Figure record listings

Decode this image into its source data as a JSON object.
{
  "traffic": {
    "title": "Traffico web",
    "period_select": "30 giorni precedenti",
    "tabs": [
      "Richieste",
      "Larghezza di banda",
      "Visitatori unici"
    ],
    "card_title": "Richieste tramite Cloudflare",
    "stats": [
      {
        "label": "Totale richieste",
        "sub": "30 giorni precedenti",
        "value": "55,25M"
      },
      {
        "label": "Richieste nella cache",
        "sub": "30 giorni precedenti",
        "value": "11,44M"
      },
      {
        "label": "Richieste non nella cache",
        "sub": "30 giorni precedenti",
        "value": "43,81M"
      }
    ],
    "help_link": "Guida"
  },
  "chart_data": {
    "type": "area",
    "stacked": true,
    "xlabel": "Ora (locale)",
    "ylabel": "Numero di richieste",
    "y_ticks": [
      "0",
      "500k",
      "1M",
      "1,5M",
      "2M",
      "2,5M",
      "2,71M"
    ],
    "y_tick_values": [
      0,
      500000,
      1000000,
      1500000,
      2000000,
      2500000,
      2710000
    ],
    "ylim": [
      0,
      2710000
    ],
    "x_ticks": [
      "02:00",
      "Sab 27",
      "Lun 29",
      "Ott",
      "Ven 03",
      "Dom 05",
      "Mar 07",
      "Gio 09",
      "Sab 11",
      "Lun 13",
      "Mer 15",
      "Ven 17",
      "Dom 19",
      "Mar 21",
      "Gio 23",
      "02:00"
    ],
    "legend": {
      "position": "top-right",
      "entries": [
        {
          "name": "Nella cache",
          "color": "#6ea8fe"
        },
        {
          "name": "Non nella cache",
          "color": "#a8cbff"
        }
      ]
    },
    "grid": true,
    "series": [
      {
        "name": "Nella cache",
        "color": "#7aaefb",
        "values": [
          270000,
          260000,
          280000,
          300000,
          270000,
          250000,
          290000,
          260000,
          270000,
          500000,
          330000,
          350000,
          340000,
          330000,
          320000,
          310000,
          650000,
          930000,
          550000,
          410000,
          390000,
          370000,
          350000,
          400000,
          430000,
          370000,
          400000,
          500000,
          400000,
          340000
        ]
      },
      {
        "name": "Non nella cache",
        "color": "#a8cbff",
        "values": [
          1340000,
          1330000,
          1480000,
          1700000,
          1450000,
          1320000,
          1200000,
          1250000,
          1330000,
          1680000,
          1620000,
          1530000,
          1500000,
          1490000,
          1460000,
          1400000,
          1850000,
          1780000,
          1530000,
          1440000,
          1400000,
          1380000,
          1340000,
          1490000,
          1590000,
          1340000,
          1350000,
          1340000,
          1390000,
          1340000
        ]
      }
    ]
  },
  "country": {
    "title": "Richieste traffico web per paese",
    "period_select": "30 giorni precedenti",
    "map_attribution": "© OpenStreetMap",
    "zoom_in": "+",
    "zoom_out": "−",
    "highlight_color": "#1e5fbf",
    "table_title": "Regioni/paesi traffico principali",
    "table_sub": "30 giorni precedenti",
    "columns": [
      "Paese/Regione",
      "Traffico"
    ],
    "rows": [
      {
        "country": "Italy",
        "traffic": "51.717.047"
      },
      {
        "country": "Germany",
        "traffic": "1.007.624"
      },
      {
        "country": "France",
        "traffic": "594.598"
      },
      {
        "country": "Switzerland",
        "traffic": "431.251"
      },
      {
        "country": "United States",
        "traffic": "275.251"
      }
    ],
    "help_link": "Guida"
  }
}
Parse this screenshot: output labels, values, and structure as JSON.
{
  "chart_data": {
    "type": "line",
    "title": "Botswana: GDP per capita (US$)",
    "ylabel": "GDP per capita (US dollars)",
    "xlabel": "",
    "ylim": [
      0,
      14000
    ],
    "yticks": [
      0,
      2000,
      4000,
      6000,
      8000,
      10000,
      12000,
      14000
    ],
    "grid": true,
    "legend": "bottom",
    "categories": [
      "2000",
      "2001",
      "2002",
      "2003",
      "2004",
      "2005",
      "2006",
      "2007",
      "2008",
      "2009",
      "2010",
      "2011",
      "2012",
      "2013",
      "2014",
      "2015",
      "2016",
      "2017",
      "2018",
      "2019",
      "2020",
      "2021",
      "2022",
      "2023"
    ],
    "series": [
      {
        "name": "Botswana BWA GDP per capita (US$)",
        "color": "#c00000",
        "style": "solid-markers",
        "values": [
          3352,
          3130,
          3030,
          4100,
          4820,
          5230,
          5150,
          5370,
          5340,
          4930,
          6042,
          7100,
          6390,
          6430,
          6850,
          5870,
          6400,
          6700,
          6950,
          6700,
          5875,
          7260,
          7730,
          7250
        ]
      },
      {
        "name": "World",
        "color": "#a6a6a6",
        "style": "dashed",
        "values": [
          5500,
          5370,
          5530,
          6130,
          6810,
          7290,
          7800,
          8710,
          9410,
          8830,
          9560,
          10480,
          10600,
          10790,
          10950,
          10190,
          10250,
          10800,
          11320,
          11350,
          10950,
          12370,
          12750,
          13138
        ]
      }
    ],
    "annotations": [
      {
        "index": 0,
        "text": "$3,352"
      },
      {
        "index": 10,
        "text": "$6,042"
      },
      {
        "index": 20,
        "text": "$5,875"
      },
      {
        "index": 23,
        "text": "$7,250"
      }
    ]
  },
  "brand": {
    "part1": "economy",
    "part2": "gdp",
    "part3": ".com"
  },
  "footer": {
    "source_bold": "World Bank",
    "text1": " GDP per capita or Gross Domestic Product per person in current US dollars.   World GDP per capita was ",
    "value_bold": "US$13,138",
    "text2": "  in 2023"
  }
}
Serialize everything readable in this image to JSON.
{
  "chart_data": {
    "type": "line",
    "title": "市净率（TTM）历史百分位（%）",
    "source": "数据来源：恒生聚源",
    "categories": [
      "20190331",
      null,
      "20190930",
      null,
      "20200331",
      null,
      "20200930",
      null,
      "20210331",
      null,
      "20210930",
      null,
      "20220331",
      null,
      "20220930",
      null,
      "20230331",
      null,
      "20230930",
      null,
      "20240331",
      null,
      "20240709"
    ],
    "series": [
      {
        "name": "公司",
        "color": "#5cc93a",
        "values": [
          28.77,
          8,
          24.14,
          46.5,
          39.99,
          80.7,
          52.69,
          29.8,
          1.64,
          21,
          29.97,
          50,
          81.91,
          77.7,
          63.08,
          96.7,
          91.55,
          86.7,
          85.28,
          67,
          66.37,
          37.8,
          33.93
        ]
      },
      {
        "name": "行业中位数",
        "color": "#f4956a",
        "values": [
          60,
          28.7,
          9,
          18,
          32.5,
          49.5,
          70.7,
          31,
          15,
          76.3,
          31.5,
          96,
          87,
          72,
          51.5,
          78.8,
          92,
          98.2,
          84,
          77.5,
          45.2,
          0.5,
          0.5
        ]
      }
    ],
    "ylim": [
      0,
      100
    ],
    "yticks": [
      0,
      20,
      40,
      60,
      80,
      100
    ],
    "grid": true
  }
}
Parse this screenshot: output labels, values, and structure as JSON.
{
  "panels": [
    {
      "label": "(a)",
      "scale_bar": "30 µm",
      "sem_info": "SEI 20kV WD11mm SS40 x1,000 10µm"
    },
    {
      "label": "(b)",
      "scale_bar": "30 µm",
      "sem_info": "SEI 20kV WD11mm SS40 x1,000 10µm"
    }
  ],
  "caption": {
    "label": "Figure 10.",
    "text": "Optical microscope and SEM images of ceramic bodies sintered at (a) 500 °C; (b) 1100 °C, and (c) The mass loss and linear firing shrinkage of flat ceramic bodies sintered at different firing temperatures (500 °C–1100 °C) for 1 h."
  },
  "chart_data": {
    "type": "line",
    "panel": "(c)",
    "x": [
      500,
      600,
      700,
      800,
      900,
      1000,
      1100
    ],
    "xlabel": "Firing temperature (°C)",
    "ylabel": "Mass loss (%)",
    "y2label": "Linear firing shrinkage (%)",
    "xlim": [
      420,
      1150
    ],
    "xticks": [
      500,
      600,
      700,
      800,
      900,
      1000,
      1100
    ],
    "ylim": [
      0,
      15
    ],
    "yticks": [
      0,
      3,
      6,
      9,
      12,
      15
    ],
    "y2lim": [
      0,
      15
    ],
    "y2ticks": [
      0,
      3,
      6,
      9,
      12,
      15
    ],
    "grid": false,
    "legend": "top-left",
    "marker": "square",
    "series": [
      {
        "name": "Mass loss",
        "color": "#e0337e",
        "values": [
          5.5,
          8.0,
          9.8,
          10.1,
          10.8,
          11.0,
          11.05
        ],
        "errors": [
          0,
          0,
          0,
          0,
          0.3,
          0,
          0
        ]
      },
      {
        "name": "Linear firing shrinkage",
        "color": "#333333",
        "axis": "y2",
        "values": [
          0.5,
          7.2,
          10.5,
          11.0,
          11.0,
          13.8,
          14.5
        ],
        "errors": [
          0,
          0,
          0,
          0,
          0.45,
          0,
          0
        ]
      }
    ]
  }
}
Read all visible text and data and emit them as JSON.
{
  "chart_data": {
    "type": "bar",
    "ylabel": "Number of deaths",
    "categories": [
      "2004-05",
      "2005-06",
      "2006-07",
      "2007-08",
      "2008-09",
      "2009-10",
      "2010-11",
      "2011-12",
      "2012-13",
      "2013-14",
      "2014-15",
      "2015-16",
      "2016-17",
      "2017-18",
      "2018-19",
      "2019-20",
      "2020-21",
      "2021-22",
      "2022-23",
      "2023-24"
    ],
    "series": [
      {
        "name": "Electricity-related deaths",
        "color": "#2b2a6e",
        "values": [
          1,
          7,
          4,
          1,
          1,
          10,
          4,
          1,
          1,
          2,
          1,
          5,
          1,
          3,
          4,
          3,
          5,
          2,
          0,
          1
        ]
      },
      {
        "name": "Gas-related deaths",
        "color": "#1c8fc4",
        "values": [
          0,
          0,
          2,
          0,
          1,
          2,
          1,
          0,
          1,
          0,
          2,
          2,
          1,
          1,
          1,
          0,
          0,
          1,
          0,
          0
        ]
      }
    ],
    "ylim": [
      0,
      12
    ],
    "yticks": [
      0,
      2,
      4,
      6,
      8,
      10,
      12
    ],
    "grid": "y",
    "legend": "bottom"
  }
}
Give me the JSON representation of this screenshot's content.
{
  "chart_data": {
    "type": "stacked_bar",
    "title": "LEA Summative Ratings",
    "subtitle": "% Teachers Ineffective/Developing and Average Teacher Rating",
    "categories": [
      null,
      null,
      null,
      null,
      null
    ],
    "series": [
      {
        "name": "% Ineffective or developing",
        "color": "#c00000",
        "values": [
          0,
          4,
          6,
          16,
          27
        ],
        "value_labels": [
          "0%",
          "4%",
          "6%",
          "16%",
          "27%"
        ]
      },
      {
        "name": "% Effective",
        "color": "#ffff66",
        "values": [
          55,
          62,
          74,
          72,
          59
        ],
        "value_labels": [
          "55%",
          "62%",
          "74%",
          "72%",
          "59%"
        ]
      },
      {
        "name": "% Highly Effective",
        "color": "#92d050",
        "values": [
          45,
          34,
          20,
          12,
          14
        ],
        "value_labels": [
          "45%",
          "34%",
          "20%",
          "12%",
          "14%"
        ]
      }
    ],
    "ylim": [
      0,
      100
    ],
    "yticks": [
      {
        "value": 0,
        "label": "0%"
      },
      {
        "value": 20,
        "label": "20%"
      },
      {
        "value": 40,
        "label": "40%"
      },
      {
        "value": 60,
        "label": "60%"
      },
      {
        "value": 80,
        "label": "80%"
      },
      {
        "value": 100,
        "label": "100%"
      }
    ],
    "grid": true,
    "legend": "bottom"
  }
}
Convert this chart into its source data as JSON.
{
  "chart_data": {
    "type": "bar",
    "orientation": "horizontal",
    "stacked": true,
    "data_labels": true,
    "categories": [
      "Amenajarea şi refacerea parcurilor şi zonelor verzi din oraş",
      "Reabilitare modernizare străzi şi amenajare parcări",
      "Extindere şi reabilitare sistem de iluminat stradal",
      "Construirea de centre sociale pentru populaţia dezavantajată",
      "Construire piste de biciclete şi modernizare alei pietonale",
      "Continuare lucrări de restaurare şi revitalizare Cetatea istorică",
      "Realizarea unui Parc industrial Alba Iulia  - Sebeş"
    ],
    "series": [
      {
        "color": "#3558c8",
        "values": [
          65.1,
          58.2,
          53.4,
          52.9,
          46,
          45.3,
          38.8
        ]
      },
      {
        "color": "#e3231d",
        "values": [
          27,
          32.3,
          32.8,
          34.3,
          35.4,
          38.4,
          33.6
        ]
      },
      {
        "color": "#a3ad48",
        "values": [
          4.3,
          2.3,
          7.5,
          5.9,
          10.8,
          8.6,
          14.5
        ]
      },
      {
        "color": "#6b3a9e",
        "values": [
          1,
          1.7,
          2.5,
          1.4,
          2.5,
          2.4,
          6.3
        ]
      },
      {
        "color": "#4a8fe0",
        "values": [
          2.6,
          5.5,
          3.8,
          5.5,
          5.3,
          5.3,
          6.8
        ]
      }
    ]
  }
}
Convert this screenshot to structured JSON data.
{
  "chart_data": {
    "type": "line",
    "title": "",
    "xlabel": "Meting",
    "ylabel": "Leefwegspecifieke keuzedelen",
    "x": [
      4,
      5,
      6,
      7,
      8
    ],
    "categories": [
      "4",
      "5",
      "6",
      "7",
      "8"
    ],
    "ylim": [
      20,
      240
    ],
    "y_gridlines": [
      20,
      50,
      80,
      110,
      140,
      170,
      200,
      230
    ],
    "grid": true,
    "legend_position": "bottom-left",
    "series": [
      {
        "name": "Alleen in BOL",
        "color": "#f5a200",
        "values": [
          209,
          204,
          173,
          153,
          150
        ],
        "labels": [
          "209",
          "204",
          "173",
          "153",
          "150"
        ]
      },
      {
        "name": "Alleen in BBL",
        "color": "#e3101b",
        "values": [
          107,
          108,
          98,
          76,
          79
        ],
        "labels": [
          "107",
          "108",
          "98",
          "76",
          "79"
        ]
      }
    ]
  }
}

> **Exercise**: Every line containing the string "Botswana" must be listed.

> **Problem solution**:
    "title": "Botswana: GDP per capita (US$)",
        "name": "Botswana BWA GDP per capita (US$)",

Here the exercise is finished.